STATED PROBLEM =
Skip the pictures. Repeat everything else in the records word for word.
# start of MATERIAL FOR THIS TASK
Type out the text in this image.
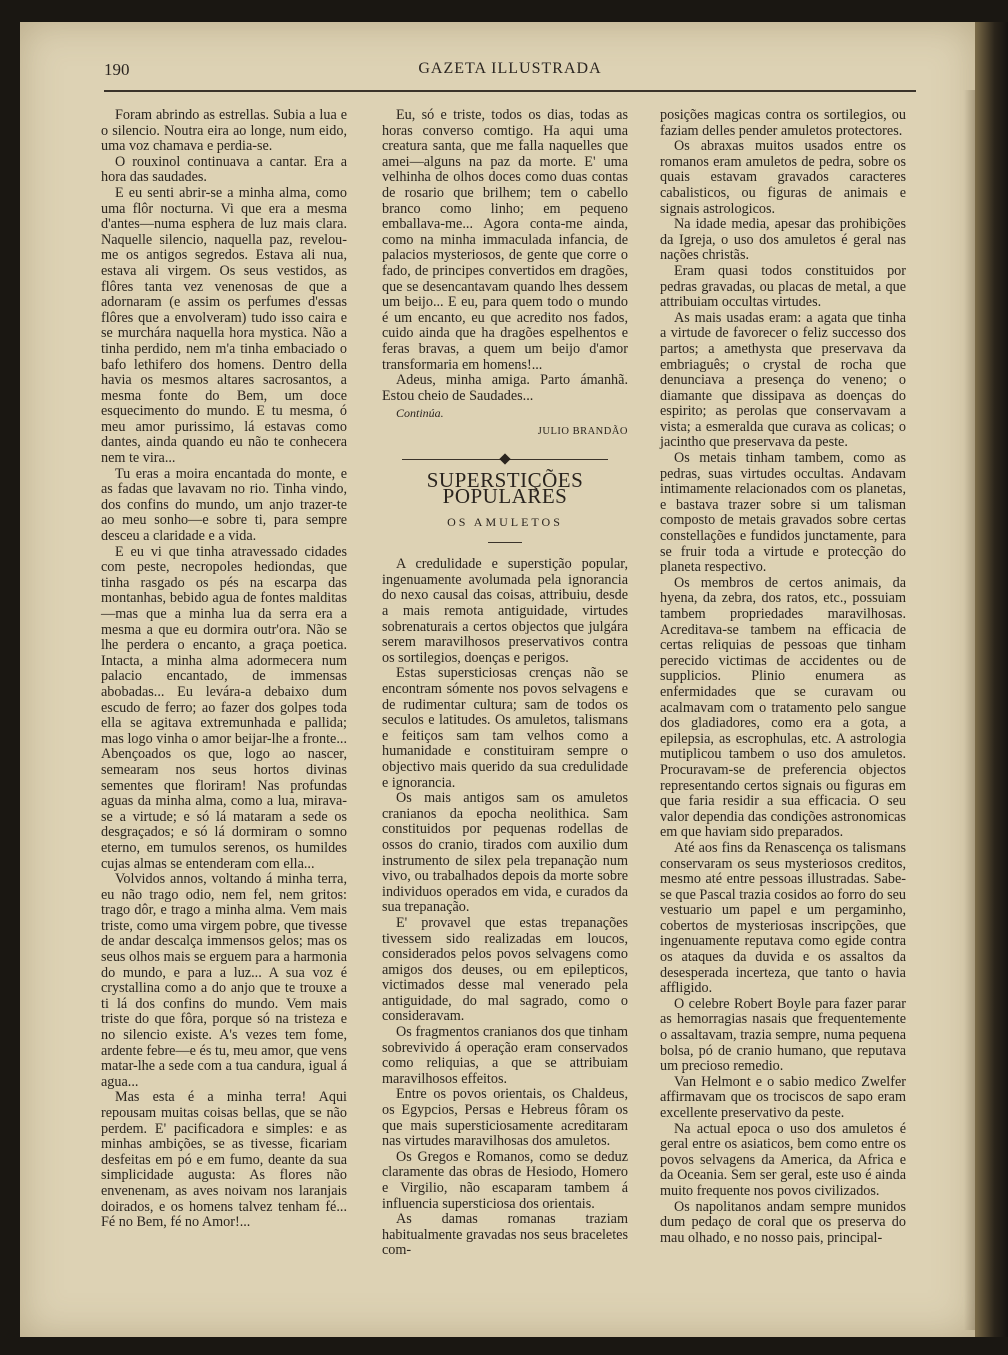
190	GAZETA ILLUSTRADA

Foram abrindo as estrellas. Subia a lua e o silencio. Noutra eira ao longe, num eido, uma voz chamava e perdia-se.

O rouxinol continuava a cantar. Era a hora das saudades.

E eu senti abrir-se a minha alma, como uma flôr nocturna. Vi que era a mesma d'antes—numa esphera de luz mais clara. Naquelle silencio, naquella paz, revelou-me os antigos segredos. Estava ali nua, estava ali virgem. Os seus vestidos, as flôres tanta vez venenosas de que a adornaram (e assim os perfumes d'essas flôres que a envolveram) tudo isso caira e se murchára naquella hora mystica. Não a tinha perdido, nem m'a tinha embaciado o bafo lethifero dos homens. Dentro della havia os mesmos altares sacrosantos, a mesma fonte do Bem, um doce esquecimento do mundo. E tu mesma, ó meu amor purissimo, lá estavas como dantes, ainda quando eu não te conhecera nem te vira...

Tu eras a moira encantada do monte, e as fadas que lavavam no rio. Tinha vindo, dos confins do mundo, um anjo trazer-te ao meu sonho—e sobre ti, para sempre desceu a claridade e a vida.

E eu vi que tinha atravessado cidades com peste, necropoles hediondas, que tinha rasgado os pés na escarpa das montanhas, bebido agua de fontes malditas—mas que a minha lua da serra era a mesma a que eu dormira outr'ora. Não se lhe perdera o encanto, a graça poetica. Intacta, a minha alma adormecera num palacio encantado, de immensas abobadas... Eu levára-a debaixo dum escudo de ferro; ao fazer dos golpes toda ella se agitava extremunhada e pallida; mas logo vinha o amor beijar-lhe a fronte... Abençoados os que, logo ao nascer, semearam nos seus hortos divinas sementes que floriram! Nas profundas aguas da minha alma, como a lua, mirava-se a virtude; e só lá mataram a sede os desgraçados; e só lá dormiram o somno eterno, em tumulos serenos, os humildes cujas almas se entenderam com ella...

Volvidos annos, voltando á minha terra, eu não trago odio, nem fel, nem gritos: trago dôr, e trago a minha alma. Vem mais triste, como uma virgem pobre, que tivesse de andar descalça immensos gelos; mas os seus olhos mais se erguem para a harmonia do mundo, e para a luz... A sua voz é crystallina como a do anjo que te trouxe a ti lá dos confins do mundo. Vem mais triste do que fôra, porque só na tristeza e no silencio existe. A's vezes tem fome, ardente febre—e és tu, meu amor, que vens matar-lhe a sede com a tua candura, igual á agua...

Mas esta é a minha terra! Aqui repousam muitas coisas bellas, que se não perdem. E' pacificadora e simples: e as minhas ambições, se as tivesse, ficariam desfeitas em pó e em fumo, deante da sua simplicidade augusta: As flores não envenenam, as aves noivam nos laranjais doirados, e os homens talvez tenham fé... Fé no Bem, fé no Amor!...

Eu, só e triste, todos os dias, todas as horas converso comtigo. Ha aqui uma creatura santa, que me falla naquelles que amei—alguns na paz da morte. E' uma velhinha de olhos doces como duas contas de rosario que brilhem; tem o cabello branco como linho; em pequeno emballava-me... Agora conta-me ainda, como na minha immaculada infancia, de palacios mysteriosos, de gente que corre o fado, de principes convertidos em dragões, que se desencantavam quando lhes dessem um beijo... E eu, para quem todo o mundo é um encanto, eu que acredito nos fados, cuido ainda que ha dragões espelhentos e feras bravas, a quem um beijo d'amor transformaria em homens!...

Adeus, minha amiga. Parto ámanhã. Estou cheio de Saudades...

Continúa.
JULIO BRANDÃO
SUPERSTIÇÕES POPULARES
OS AMULETOS

A credulidade e superstição popular, ingenuamente avolumada pela ignorancia do nexo causal das coisas, attribuiu, desde a mais remota antiguidade, virtudes sobrenaturais a certos objectos que julgára serem maravilhosos preservativos contra os sortilegios, doenças e perigos.

Estas supersticiosas crenças não se encontram sómente nos povos selvagens e de rudimentar cultura; sam de todos os seculos e latitudes. Os amuletos, talismans e feitiços sam tam velhos como a humanidade e constituiram sempre o objectivo mais querido da sua credulidade e ignorancia.

Os mais antigos sam os amuletos cranianos da epocha neolithica. Sam constituidos por pequenas rodellas de ossos do cranio, tirados com auxilio dum instrumento de silex pela trepanação num vivo, ou trabalhados depois da morte sobre individuos operados em vida, e curados da sua trepanação.

E' provavel que estas trepanações tivessem sido realizadas em loucos, considerados pelos povos selvagens como amigos dos deuses, ou em epilepticos, victimados desse mal venerado pela antiguidade, do mal sagrado, como o consideravam.

Os fragmentos cranianos dos que tinham sobrevivido á operação eram conservados como reliquias, a que se attribuiam maravilhosos effeitos.

Entre os povos orientais, os Chaldeus, os Egypcios, Persas e Hebreus fôram os que mais supersticiosamente acreditaram nas virtudes maravilhosas dos amuletos.

Os Gregos e Romanos, como se deduz claramente das obras de Hesiodo, Homero e Virgilio, não escaparam tambem á influencia supersticiosa dos orientais.

As damas romanas traziam habitualmente gravadas nos seus braceletes com-

posições magicas contra os sortilegios, ou faziam delles pender amuletos protectores.

Os abraxas muitos usados entre os romanos eram amuletos de pedra, sobre os quais estavam gravados caracteres cabalisticos, ou figuras de animais e signais astrologicos.

Na idade media, apesar das prohibições da Igreja, o uso dos amuletos é geral nas nações christãs.

Eram quasi todos constituidos por pedras gravadas, ou placas de metal, a que attribuiam occultas virtudes.

As mais usadas eram: a agata que tinha a virtude de favorecer o feliz successo dos partos; a amethysta que preservava da embriaguês; o crystal de rocha que denunciava a presença do veneno; o diamante que dissipava as doenças do espirito; as perolas que conservavam a vista; a esmeralda que curava as colicas; o jacintho que preservava da peste.

Os metais tinham tambem, como as pedras, suas virtudes occultas. Andavam intimamente relacionados com os planetas, e bastava trazer sobre si um talisman composto de metais gravados sobre certas constellações e fundidos junctamente, para se fruir toda a virtude e protecção do planeta respectivo.

Os membros de certos animais, da hyena, da zebra, dos ratos, etc., possuiam tambem propriedades maravilhosas. Acreditava-se tambem na efficacia de certas reliquias de pessoas que tinham perecido victimas de accidentes ou de supplicios. Plinio enumera as enfermidades que se curavam ou acalmavam com o tratamento pelo sangue dos gladiadores, como era a gota, a epilepsia, as escrophulas, etc. A astrologia mutiplicou tambem o uso dos amuletos. Procuravam-se de preferencia objectos representando certos signais ou figuras em que faria residir a sua efficacia. O seu valor dependia das condições astronomicas em que haviam sido preparados.

Até aos fins da Renascença os talismans conservaram os seus mysteriosos creditos, mesmo até entre pessoas illustradas. Sabe-se que Pascal trazia cosidos ao forro do seu vestuario um papel e um pergaminho, cobertos de mysteriosas inscripções, que ingenuamente reputava como egide contra os ataques da duvida e os assaltos da desesperada incerteza, que tanto o havia affligido.

O celebre Robert Boyle para fazer parar as hemorragias nasais que frequentemente o assaltavam, trazia sempre, numa pequena bolsa, pó de cranio humano, que reputava um precioso remedio.

Van Helmont e o sabio medico Zwelfer affirmavam que os trociscos de sapo eram excellente preservativo da peste.

Na actual epoca o uso dos amuletos é geral entre os asiaticos, bem como entre os povos selvagens da America, da Africa e da Oceania. Sem ser geral, este uso é ainda muito frequente nos povos civilizados.

Os napolitanos andam sempre munidos dum pedaço de coral que os preserva do mau olhado, e no nosso pais, principal-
# end of MATERIAL FOR THIS TASK
REPLY TO THE EXERCISE =
Type out the text in this image.
190	GAZETA ILLUSTRADA

Foram abrindo as estrellas. Subia a lua e o silencio. Noutra eira ao longe, num eido, uma voz chamava e perdia-se.

O rouxinol continuava a cantar. Era a hora das saudades.

E eu senti abrir-se a minha alma, como uma flôr nocturna. Vi que era a mesma d'antes—numa esphera de luz mais clara. Naquelle silencio, naquella paz, revelou-me os antigos segredos. Estava ali nua, estava ali virgem. Os seus vestidos, as flôres tanta vez venenosas de que a adornaram (e assim os perfumes d'essas flôres que a envolveram) tudo isso caira e se murchára naquella hora mystica. Não a tinha perdido, nem m'a tinha embaciado o bafo lethifero dos homens. Dentro della havia os mesmos altares sacrosantos, a mesma fonte do Bem, um doce esquecimento do mundo. E tu mesma, ó meu amor purissimo, lá estavas como dantes, ainda quando eu não te conhecera nem te vira...

Tu eras a moira encantada do monte, e as fadas que lavavam no rio. Tinha vindo, dos confins do mundo, um anjo trazer-te ao meu sonho—e sobre ti, para sempre desceu a claridade e a vida.

E eu vi que tinha atravessado cidades com peste, necropoles hediondas, que tinha rasgado os pés na escarpa das montanhas, bebido agua de fontes malditas—mas que a minha lua da serra era a mesma a que eu dormira outr'ora. Não se lhe perdera o encanto, a graça poetica. Intacta, a minha alma adormecera num palacio encantado, de immensas abobadas... Eu levára-a debaixo dum escudo de ferro; ao fazer dos golpes toda ella se agitava extremunhada e pallida; mas logo vinha o amor beijar-lhe a fronte... Abençoados os que, logo ao nascer, semearam nos seus hortos divinas sementes que floriram! Nas profundas aguas da minha alma, como a lua, mirava-se a virtude; e só lá mataram a sede os desgraçados; e só lá dormiram o somno eterno, em tumulos serenos, os humildes cujas almas se entenderam com ella...

Volvidos annos, voltando á minha terra, eu não trago odio, nem fel, nem gritos: trago dôr, e trago a minha alma. Vem mais triste, como uma virgem pobre, que tivesse de andar descalça immensos gelos; mas os seus olhos mais se erguem para a harmonia do mundo, e para a luz... A sua voz é crystallina como a do anjo que te trouxe a ti lá dos confins do mundo. Vem mais triste do que fôra, porque só na tristeza e no silencio existe. A's vezes tem fome, ardente febre—e és tu, meu amor, que vens matar-lhe a sede com a tua candura, igual á agua...

Mas esta é a minha terra! Aqui repousam muitas coisas bellas, que se não perdem. E' pacificadora e simples: e as minhas ambições, se as tivesse, ficariam desfeitas em pó e em fumo, deante da sua simplicidade augusta: As flores não envenenam, as aves noivam nos laranjais doirados, e os homens talvez tenham fé... Fé no Bem, fé no Amor!...

Eu, só e triste, todos os dias, todas as horas converso comtigo. Ha aqui uma creatura santa, que me falla naquelles que amei—alguns na paz da morte. E' uma velhinha de olhos doces como duas contas de rosario que brilhem; tem o cabello branco como linho; em pequeno emballava-me... Agora conta-me ainda, como na minha immaculada infancia, de palacios mysteriosos, de gente que corre o fado, de principes convertidos em dragões, que se desencantavam quando lhes dessem um beijo... E eu, para quem todo o mundo é um encanto, eu que acredito nos fados, cuido ainda que ha dragões espelhentos e feras bravas, a quem um beijo d'amor transformaria em homens!...

Adeus, minha amiga. Parto ámanhã. Estou cheio de Saudades...

Continúa.
JULIO BRANDÃO
SUPERSTIÇÕES POPULARES
OS AMULETOS

A credulidade e superstição popular, ingenuamente avolumada pela ignorancia do nexo causal das coisas, attribuiu, desde a mais remota antiguidade, virtudes sobrenaturais a certos objectos que julgára serem maravilhosos preservativos contra os sortilegios, doenças e perigos.

Estas supersticiosas crenças não se encontram sómente nos povos selvagens e de rudimentar cultura; sam de todos os seculos e latitudes. Os amuletos, talismans e feitiços sam tam velhos como a humanidade e constituiram sempre o objectivo mais querido da sua credulidade e ignorancia.

Os mais antigos sam os amuletos cranianos da epocha neolithica. Sam constituidos por pequenas rodellas de ossos do cranio, tirados com auxilio dum instrumento de silex pela trepanação num vivo, ou trabalhados depois da morte sobre individuos operados em vida, e curados da sua trepanação.

E' provavel que estas trepanações tivessem sido realizadas em loucos, considerados pelos povos selvagens como amigos dos deuses, ou em epilepticos, victimados desse mal venerado pela antiguidade, do mal sagrado, como o consideravam.

Os fragmentos cranianos dos que tinham sobrevivido á operação eram conservados como reliquias, a que se attribuiam maravilhosos effeitos.

Entre os povos orientais, os Chaldeus, os Egypcios, Persas e Hebreus fôram os que mais supersticiosamente acreditaram nas virtudes maravilhosas dos amuletos.

Os Gregos e Romanos, como se deduz claramente das obras de Hesiodo, Homero e Virgilio, não escaparam tambem á influencia supersticiosa dos orientais.

As damas romanas traziam habitualmente gravadas nos seus braceletes com-

posições magicas contra os sortilegios, ou faziam delles pender amuletos protectores.

Os abraxas muitos usados entre os romanos eram amuletos de pedra, sobre os quais estavam gravados caracteres cabalisticos, ou figuras de animais e signais astrologicos.

Na idade media, apesar das prohibições da Igreja, o uso dos amuletos é geral nas nações christãs.

Eram quasi todos constituidos por pedras gravadas, ou placas de metal, a que attribuiam occultas virtudes.

As mais usadas eram: a agata que tinha a virtude de favorecer o feliz successo dos partos; a amethysta que preservava da embriaguês; o crystal de rocha que denunciava a presença do veneno; o diamante que dissipava as doenças do espirito; as perolas que conservavam a vista; a esmeralda que curava as colicas; o jacintho que preservava da peste.

Os metais tinham tambem, como as pedras, suas virtudes occultas. Andavam intimamente relacionados com os planetas, e bastava trazer sobre si um talisman composto de metais gravados sobre certas constellações e fundidos junctamente, para se fruir toda a virtude e protecção do planeta respectivo.

Os membros de certos animais, da hyena, da zebra, dos ratos, etc., possuiam tambem propriedades maravilhosas. Acreditava-se tambem na efficacia de certas reliquias de pessoas que tinham perecido victimas de accidentes ou de supplicios. Plinio enumera as enfermidades que se curavam ou acalmavam com o tratamento pelo sangue dos gladiadores, como era a gota, a epilepsia, as escrophulas, etc. A astrologia mutiplicou tambem o uso dos amuletos. Procuravam-se de preferencia objectos representando certos signais ou figuras em que faria residir a sua efficacia. O seu valor dependia das condições astronomicas em que haviam sido preparados.

Até aos fins da Renascença os talismans conservaram os seus mysteriosos creditos, mesmo até entre pessoas illustradas. Sabe-se que Pascal trazia cosidos ao forro do seu vestuario um papel e um pergaminho, cobertos de mysteriosas inscripções, que ingenuamente reputava como egide contra os ataques da duvida e os assaltos da desesperada incerteza, que tanto o havia affligido.

O celebre Robert Boyle para fazer parar as hemorragias nasais que frequentemente o assaltavam, trazia sempre, numa pequena bolsa, pó de cranio humano, que reputava um precioso remedio.

Van Helmont e o sabio medico Zwelfer affirmavam que os trociscos de sapo eram excellente preservativo da peste.

Na actual epoca o uso dos amuletos é geral entre os asiaticos, bem como entre os povos selvagens da America, da Africa e da Oceania. Sem ser geral, este uso é ainda muito frequente nos povos civilizados.

Os napolitanos andam sempre munidos dum pedaço de coral que os preserva do mau olhado, e no nosso pais, principal-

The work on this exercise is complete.